Dataset items
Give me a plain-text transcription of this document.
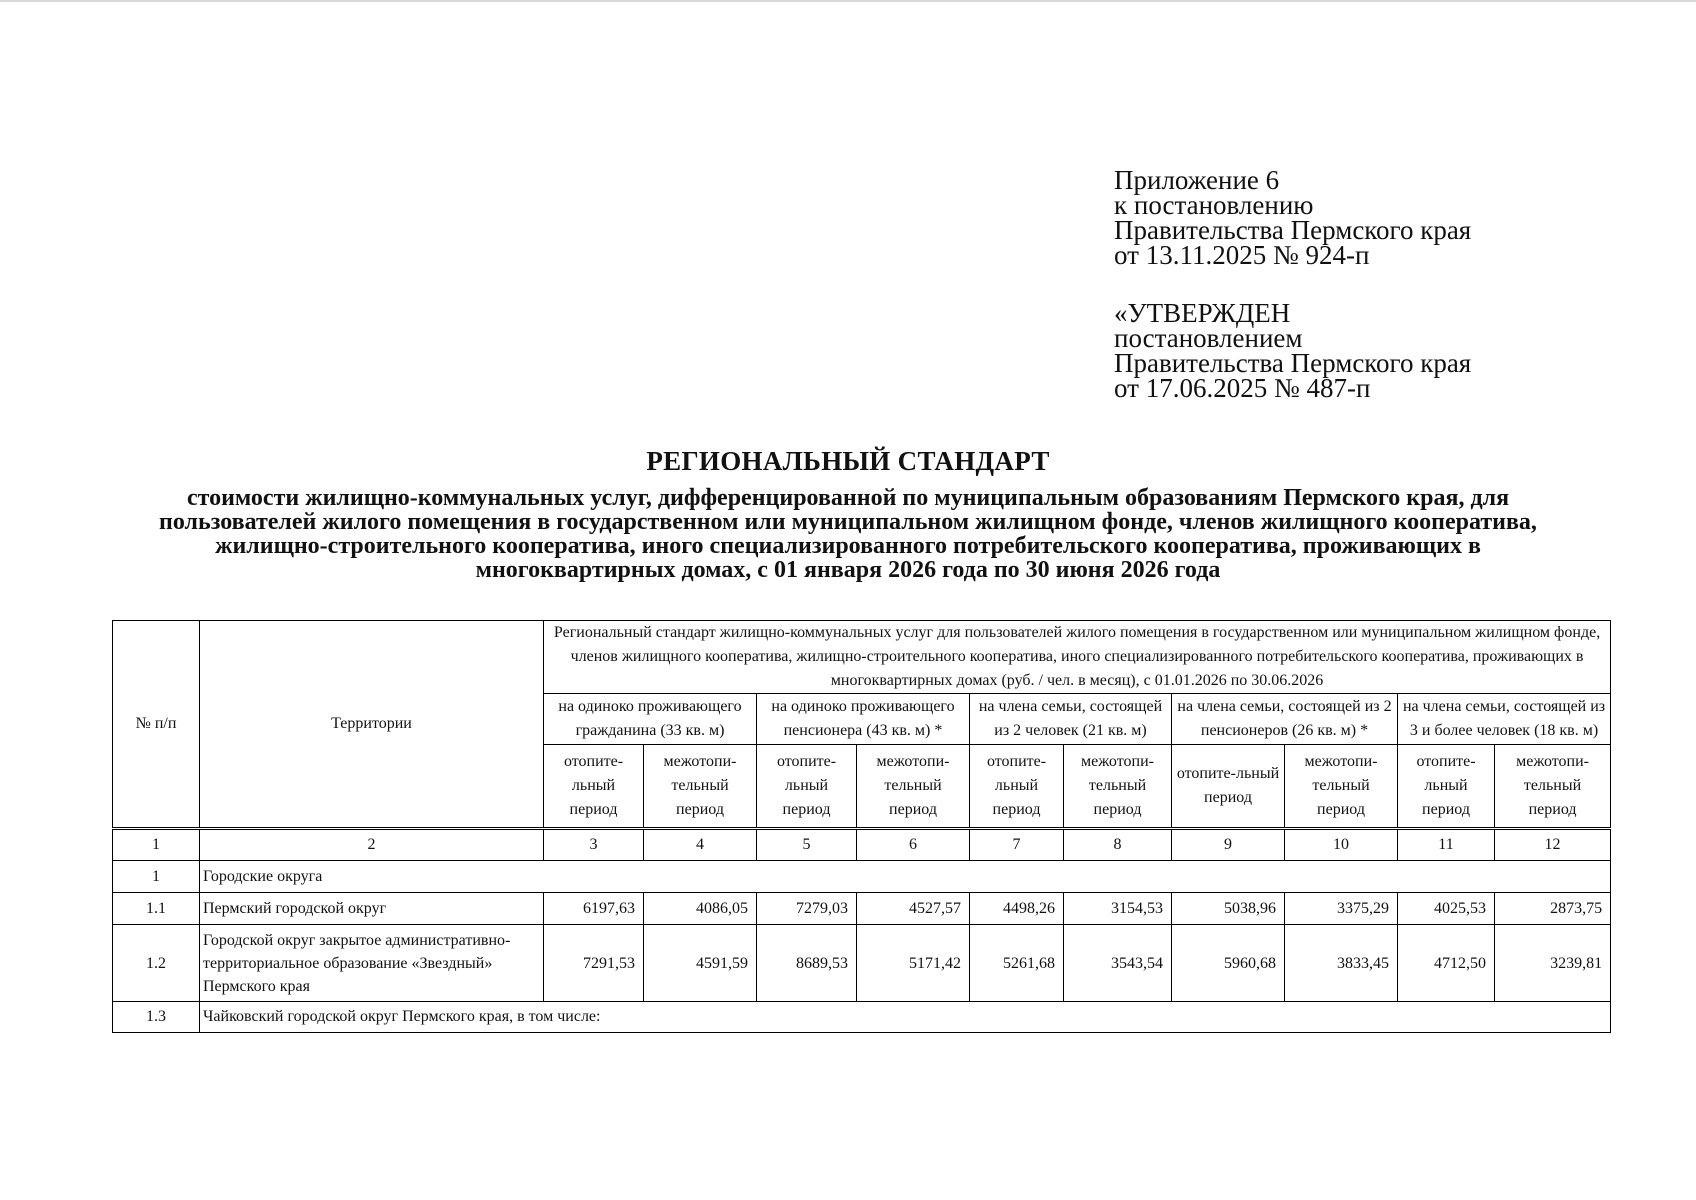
Приложение 6
к постановлению
Правительства Пермского края
от 13.11.2025 № 924-п
«УТВЕРЖДЕН
постановлением
Правительства Пермского края
от 17.06.2025 № 487-п
РЕГИОНАЛЬНЫЙ СТАНДАРТ
стоимости жилищно-коммунальных услуг, дифференцированной по муниципальным образованиям Пермского края, для пользователей жилого помещения в государственном или муниципальном жилищном фонде, членов жилищного кооператива, жилищно-строительного кооператива, иного специализированного потребительского кооператива, проживающих в многоквартирных домах, с 01 января 2026 года по 30 июня 2026 года
№ п/п	Территории	Региональный стандарт жилищно-коммунальных услуг для пользователей жилого помещения в государственном или муниципальном жилищном фонде, членов жилищного кооператива, жилищно-строительного кооператива, иного специализированного потребительского кооператива, проживающих в многоквартирных домах (руб. / чел. в месяц), с 01.01.2026 по 30.06.2026									
		на одиноко проживающего гражданина (33 кв. м)		на одиноко проживающего пенсионера (43 кв. м) *		на члена семьи, состоящей из 2 человек (21 кв. м)		на члена семьи, состоящей из 2 пенсионеров (26 кв. м) *		на члена семьи, состоящей из 3 и более человек (18 кв. м)	
		отопите-льный период	межотопи-тельный период	отопите-льный период	межотопи-тельный период	отопите-льный период	межотопи-тельный период	отопите-льный период	межотопи-тельный период	отопите-льный период	межотопи-тельный период
1	2	3	4	5	6	7	8	9	10	11	12
1	Городские округа										
1.1	Пермский городской округ	6197,63	4086,05	7279,03	4527,57	4498,26	3154,53	5038,96	3375,29	4025,53	2873,75
1.2	Городской округ закрытое административно-территориальное образование «Звездный» Пермского края	7291,53	4591,59	8689,53	5171,42	5261,68	3543,54	5960,68	3833,45	4712,50	3239,81
1.3	Чайковский городской округ Пермского края, в том числе:										
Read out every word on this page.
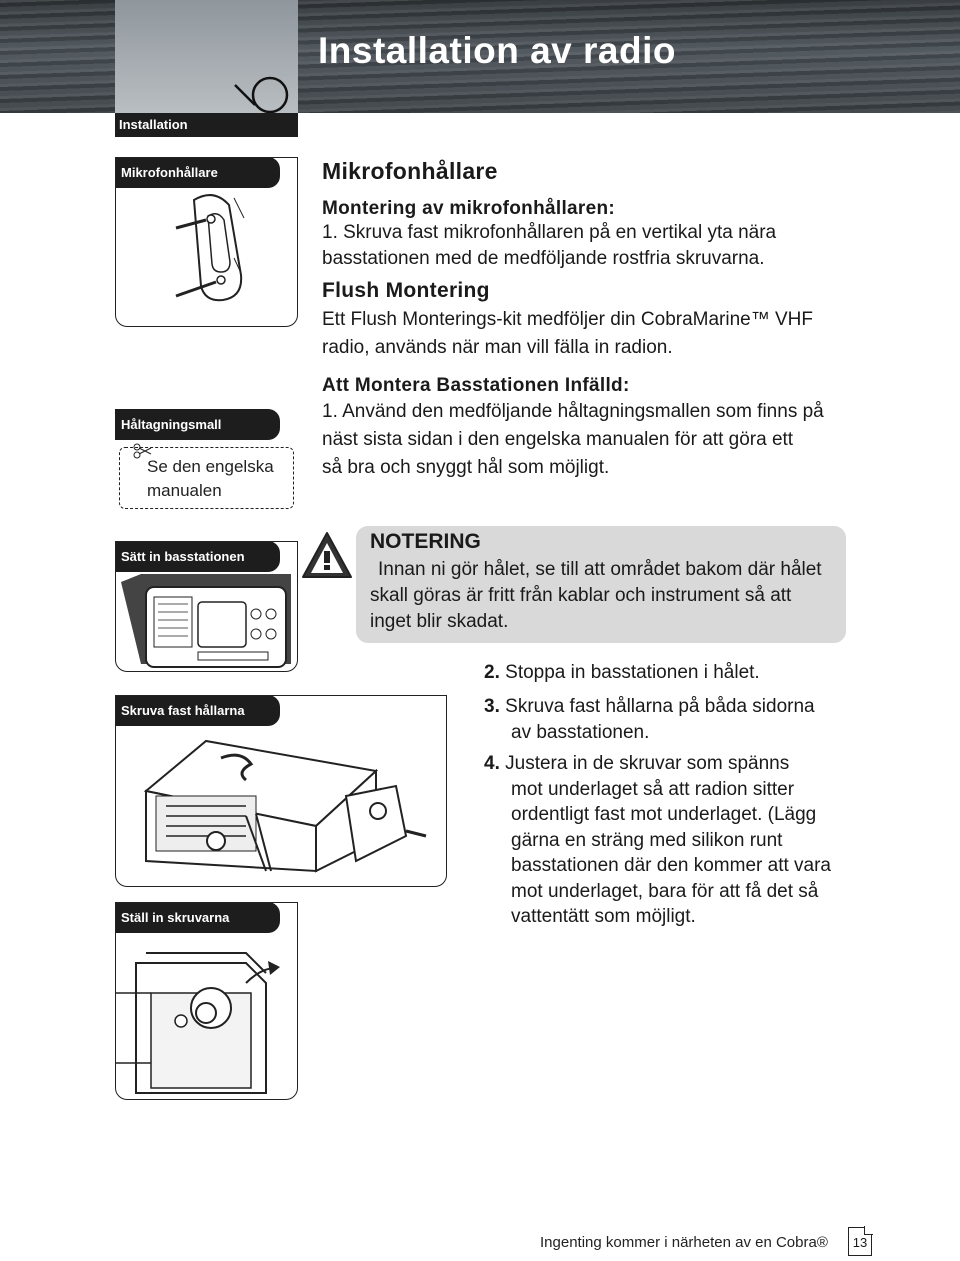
Installation av radio
Installation
Mikrofonhållare
Håltagningsmall
Se den engelska
manualen
Sätt in basstationen
Skruva fast hållarna
Ställ in skruvarna
Mikrofonhållare
Montering av mikrofonhållaren:
1. Skruva fast mikrofonhållaren på en vertikal yta nära
basstationen med de medföljande rostfria skruvarna.
Flush Montering
Ett Flush Monterings-kit medföljer din CobraMarine™ VHF
radio, används när man vill fälla in radion.
Att Montera Basstationen Infälld:
1. Använd den medföljande håltagningsmallen som finns på
näst sista sidan i den engelska manualen för att göra ett
så bra och snyggt hål som möjligt.
NOTERING
Innan ni gör hålet, se till att området bakom där hålet
skall göras är fritt från kablar och instrument så att
inget blir skadat.
2. Stoppa in basstationen i hålet.
3. Skruva fast hållarna på båda sidorna
av basstationen.
4. Justera in de skruvar som spänns
mot underlaget så att radion sitter
ordentligt fast mot underlaget. (Lägg
gärna en sträng med silikon runt
basstationen där den kommer att vara
mot underlaget, bara för att få det så
vattentätt som möjligt.
Ingenting kommer i närheten av en Cobra®	13
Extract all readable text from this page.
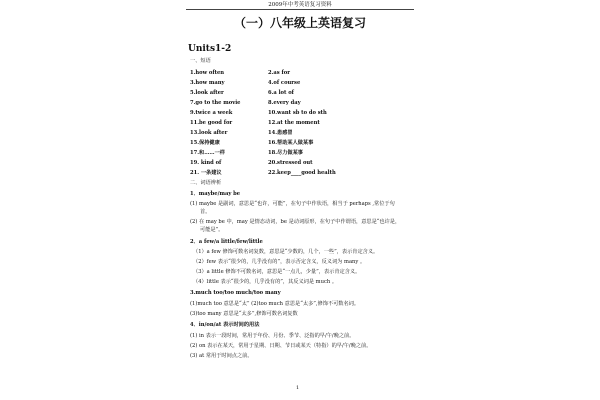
2009年中考英语复习资料
（一）八年级上英语复习
Units1-2
一、短语
1.how often
3.how many
5.look after
7.go to the movie
9.twice a week
11.be good for
13.look after
15.保持健康
17.和……一样
19. kind of
21. 一条建议
2.as for
4.of course
6.a lot of
8.every day
10.want sb to do sth
12.at the moment
14.患感冒
16.帮助某人做某事
18.尽力做某事
20.stressed out
22.keep____good health
二、词语辨析
1．maybe/may be
(1) maybe 是副词，意思是“也许，可能”，在句子中作状语，相当于 perhaps ,常位于句
首。
(2) 在 may be 中，may 是情态动词，be 是动词原形，在句子中作谓语，意思是“也许是，
可能是”。
2．a few/a little/few/little
（1）a few 修饰可数名词复数，意思是“少数的，几个，一些”，表示肯定含义。
（2）few 表示“很少的，几乎没有的”，表示否定含义，反义词为 many 。
（3）a little 修饰不可数名词，意思是“一点儿，少量”，表示肯定含义。
（4）little 表示“很少的，几乎没有的”，其反义词是 much 。
3.much too/too much/too many
(1)much too 意思是“太” (2)too much 意思是“太多”,修饰不可数名词。
(3)too many 意思是“太多”,修饰可数名词复数
4．in/on/at 表示时间的用法
(1) in 表示一段时间，常用于年份、月份、季节、泛指的早/午/晚之前。
(2) on 表示在某天，常用于星期、日期、节日或某天（特指）的早/午/晚之前。
(3) at 常用于时间点之前。
1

- [Task objective] Quote the material word for word, dropping any images it holds.

- [Result of the exercise]
Give me a plain-text transcription of this document.
Приложение 6
к постановлению
Правительства Пермского края
от 13.11.2025 № 924-п
«УТВЕРЖДЕН
постановлением
Правительства Пермского края
от 17.06.2025 № 487-п
РЕГИОНАЛЬНЫЙ СТАНДАРТ
стоимости жилищно-коммунальных услуг, дифференцированной по муниципальным образованиям Пермского края, для пользователей жилого помещения в государственном или муниципальном жилищном фонде, членов жилищного кооператива, жилищно-строительного кооператива, иного специализированного потребительского кооператива, проживающих в многоквартирных домах, с 01 января 2026 года по 30 июня 2026 года
№ п/п	Территории	Региональный стандарт жилищно-коммунальных услуг для пользователей жилого помещения в государственном или муниципальном жилищном фонде, членов жилищного кооператива, жилищно-строительного кооператива, иного специализированного потребительского кооператива, проживающих в многоквартирных домах (руб. / чел. в месяц), с 01.01.2026 по 30.06.2026									
		на одиноко проживающего гражданина (33 кв. м)		на одиноко проживающего пенсионера (43 кв. м) *		на члена семьи, состоящей из 2 человек (21 кв. м)		на члена семьи, состоящей из 2 пенсионеров (26 кв. м) *		на члена семьи, состоящей из 3 и более человек (18 кв. м)	
		отопите-льный период	межотопи-тельный период	отопите-льный период	межотопи-тельный период	отопите-льный период	межотопи-тельный период	отопите-льный период	межотопи-тельный период	отопите-льный период	межотопи-тельный период
1	2	3	4	5	6	7	8	9	10	11	12
1	Городские округа										
1.1	Пермский городской округ	6197,63	4086,05	7279,03	4527,57	4498,26	3154,53	5038,96	3375,29	4025,53	2873,75
1.2	Городской округ закрытое административно-территориальное образование «Звездный» Пермского края	7291,53	4591,59	8689,53	5171,42	5261,68	3543,54	5960,68	3833,45	4712,50	3239,81
1.3	Чайковский городской округ Пермского края, в том числе:										
Read out every word on this page.
Installation av radio
Installation
Mikrofonhållare
Håltagningsmall
Se den engelska
manualen
Sätt in basstationen
Skruva fast hållarna
Ställ in skruvarna
Mikrofonhållare
Montering av mikrofonhållaren:
1. Skruva fast mikrofonhållaren på en vertikal yta nära
basstationen med de medföljande rostfria skruvarna.
Flush Montering
Ett Flush Monterings-kit medföljer din CobraMarine™ VHF
radio, används när man vill fälla in radion.
Att Montera Basstationen Infälld:
1. Använd den medföljande håltagningsmallen som finns på
näst sista sidan i den engelska manualen för att göra ett
så bra och snyggt hål som möjligt.
NOTERING
Innan ni gör hålet, se till att området bakom där hålet
skall göras är fritt från kablar och instrument så att
inget blir skadat.
2. Stoppa in basstationen i hålet.
3. Skruva fast hållarna på båda sidorna
av basstationen.
4. Justera in de skruvar som spänns
mot underlaget så att radion sitter
ordentligt fast mot underlaget. (Lägg
gärna en sträng med silikon runt
basstationen där den kommer att vara
mot underlaget, bara för att få det så
vattentätt som möjligt.
Ingenting kommer i närheten av en Cobra®	13
Extract all readable text from this page.
2009年中考英语复习资料
（一）八年级上英语复习
Units1-2
一、短语
1.how often
3.how many
5.look after
7.go to the movie
9.twice a week
11.be good for
13.look after
15.保持健康
17.和……一样
19. kind of
21. 一条建议
2.as for
4.of course
6.a lot of
8.every day
10.want sb to do sth
12.at the moment
14.患感冒
16.帮助某人做某事
18.尽力做某事
20.stressed out
22.keep____good health
二、词语辨析
1．maybe/may be
(1) maybe 是副词，意思是“也许，可能”，在句子中作状语，相当于 perhaps ,常位于句
首。
(2) 在 may be 中，may 是情态动词，be 是动词原形，在句子中作谓语，意思是“也许是，
可能是”。
2．a few/a little/few/little
（1）a few 修饰可数名词复数，意思是“少数的，几个，一些”，表示肯定含义。
（2）few 表示“很少的，几乎没有的”，表示否定含义，反义词为 many 。
（3）a little 修饰不可数名词，意思是“一点儿，少量”，表示肯定含义。
（4）little 表示“很少的，几乎没有的”，其反义词是 much 。
3.much too/too much/too many
(1)much too 意思是“太” (2)too much 意思是“太多”,修饰不可数名词。
(3)too many 意思是“太多”,修饰可数名词复数
4．in/on/at 表示时间的用法
(1) in 表示一段时间，常用于年份、月份、季节、泛指的早/午/晚之前。
(2) on 表示在某天，常用于星期、日期、节日或某天（特指）的早/午/晚之前。
(3) at 常用于时间点之前。
1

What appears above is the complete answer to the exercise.